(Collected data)
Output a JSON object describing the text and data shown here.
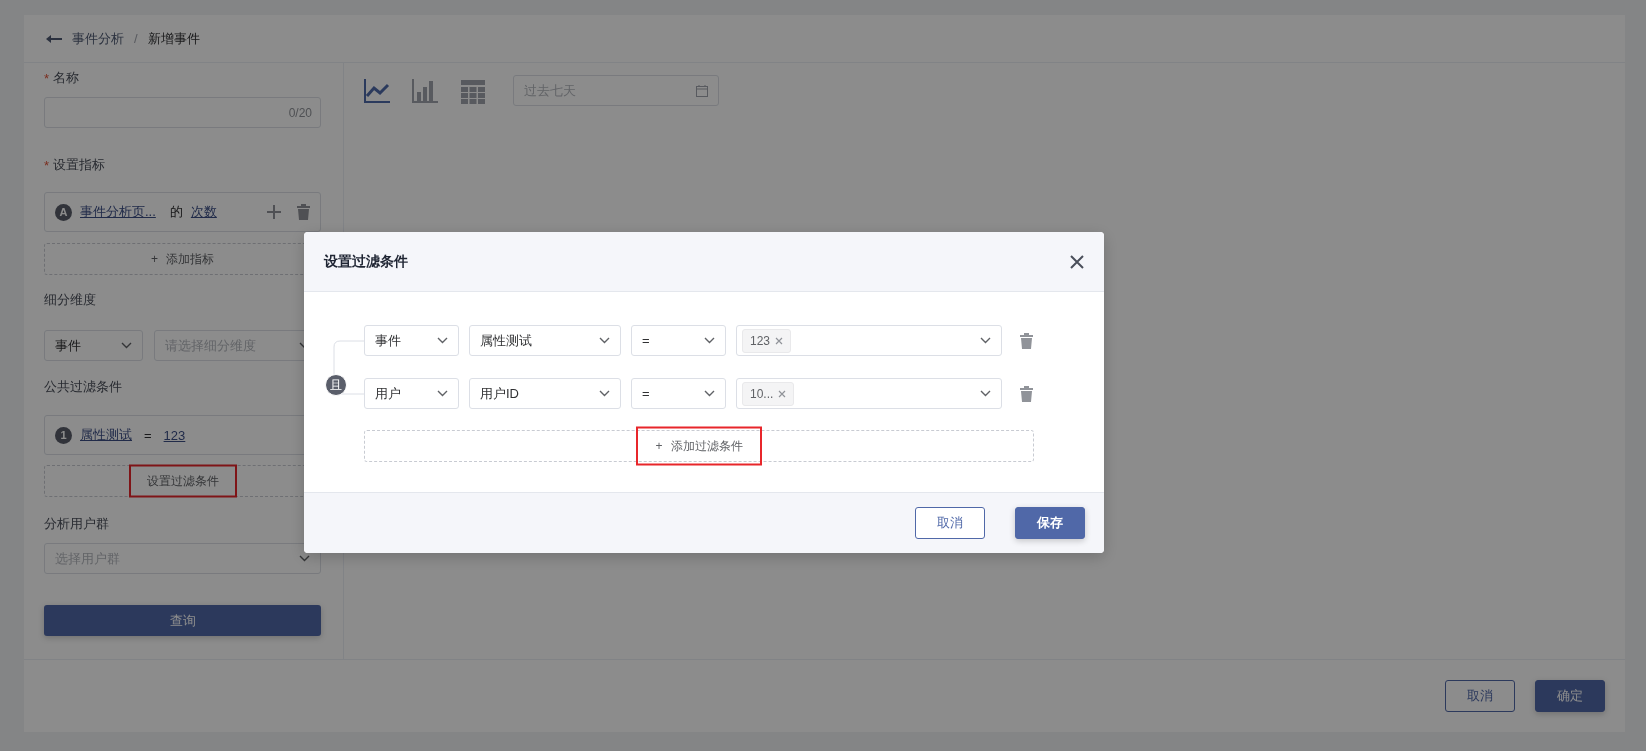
{
  "breadcrumb": {
    "parent": "事件分析",
    "separator": "/",
    "current": "新增事件"
  },
  "form": {
    "name": {
      "required_mark": "*",
      "label": "名称",
      "counter": "0/20"
    },
    "metrics": {
      "required_mark": "*",
      "label": "设置指标",
      "badge": "A",
      "event": "事件分析页...",
      "joiner": "的",
      "measure": "次数",
      "add_icon": "+",
      "add_label": "添加指标"
    },
    "breakdown": {
      "label": "细分维度",
      "type": "事件",
      "placeholder": "请选择细分维度"
    },
    "filters": {
      "label": "公共过滤条件",
      "badge": "1",
      "property": "属性测试",
      "operator": "=",
      "value": "123",
      "button": "设置过滤条件",
      "highlighted": true
    },
    "group": {
      "label": "分析用户群",
      "placeholder": "选择用户群"
    },
    "query": "查询"
  },
  "toolbar": {
    "chart_types": [
      {
        "kind": "line",
        "selected": true
      },
      {
        "kind": "bar",
        "selected": false
      },
      {
        "kind": "table",
        "selected": false
      }
    ],
    "date_placeholder": "过去七天"
  },
  "footer": {
    "cancel": "取消",
    "confirm": "确定"
  },
  "modal": {
    "title": "设置过滤条件",
    "logic": "且",
    "conditions": [
      {
        "scope": "事件",
        "property": "属性测试",
        "operator": "=",
        "values": [
          "123"
        ]
      },
      {
        "scope": "用户",
        "property": "用户ID",
        "operator": "=",
        "values": [
          "10..."
        ]
      }
    ],
    "add_condition": {
      "icon": "+",
      "label": "添加过滤条件",
      "highlighted": true
    },
    "cancel": "取消",
    "save": "保存"
  }
}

EXERCISE BRIEF: Single out each line of the records above with the string "property" in it, and copy it.

ANSWER FOR THIS EXERCISE:
      "property": "属性测试",
        "property": "属性测试",
        "property": "用户ID",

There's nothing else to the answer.